__GOAL__: Repeat all entries exactly.

[Lines of data]

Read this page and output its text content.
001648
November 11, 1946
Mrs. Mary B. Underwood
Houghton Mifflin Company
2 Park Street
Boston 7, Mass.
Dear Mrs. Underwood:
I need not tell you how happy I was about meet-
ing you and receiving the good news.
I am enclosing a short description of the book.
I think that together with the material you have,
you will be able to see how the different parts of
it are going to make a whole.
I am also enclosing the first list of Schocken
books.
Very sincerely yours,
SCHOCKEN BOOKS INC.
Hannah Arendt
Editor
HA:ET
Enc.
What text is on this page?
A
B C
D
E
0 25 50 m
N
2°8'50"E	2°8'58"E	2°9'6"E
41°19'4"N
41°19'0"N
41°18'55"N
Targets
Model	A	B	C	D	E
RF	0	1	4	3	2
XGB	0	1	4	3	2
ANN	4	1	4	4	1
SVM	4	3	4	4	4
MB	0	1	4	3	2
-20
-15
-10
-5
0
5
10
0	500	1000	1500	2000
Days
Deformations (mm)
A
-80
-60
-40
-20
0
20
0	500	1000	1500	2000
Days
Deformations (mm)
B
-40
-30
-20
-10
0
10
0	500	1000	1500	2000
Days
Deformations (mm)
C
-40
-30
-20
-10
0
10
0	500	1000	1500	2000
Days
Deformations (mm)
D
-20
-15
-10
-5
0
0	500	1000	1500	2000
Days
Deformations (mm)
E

__WRITTEN ANSWER__:
Read this page and output its text content.
001648
November 11, 1946
Mrs. Mary B. Underwood
Houghton Mifflin Company
2 Park Street
Boston 7, Mass.
Dear Mrs. Underwood:
I need not tell you how happy I was about meet-
ing you and receiving the good news.
I am enclosing a short description of the book.
I think that together with the material you have,
you will be able to see how the different parts of
it are going to make a whole.
I am also enclosing the first list of Schocken
books.
Very sincerely yours,
SCHOCKEN BOOKS INC.
Hannah Arendt
Editor
HA:ET
Enc.
What text is on this page?
A
B C
D
E
0 25 50 m
N
2°8'50"E	2°8'58"E	2°9'6"E
41°19'4"N
41°19'0"N
41°18'55"N
Targets
Model	A	B	C	D	E
RF	0	1	4	3	2
XGB	0	1	4	3	2
ANN	4	1	4	4	1
SVM	4	3	4	4	4
MB	0	1	4	3	2
-20
-15
-10
-5
0
5
10
0	500	1000	1500	2000
Days
Deformations (mm)
A
-80
-60
-40
-20
0
20
0	500	1000	1500	2000
Days
Deformations (mm)
B
-40
-30
-20
-10
0
10
0	500	1000	1500	2000
Days
Deformations (mm)
C
-40
-30
-20
-10
0
10
0	500	1000	1500	2000
Days
Deformations (mm)
D
-20
-15
-10
-5
0
0	500	1000	1500	2000
Days
Deformations (mm)
E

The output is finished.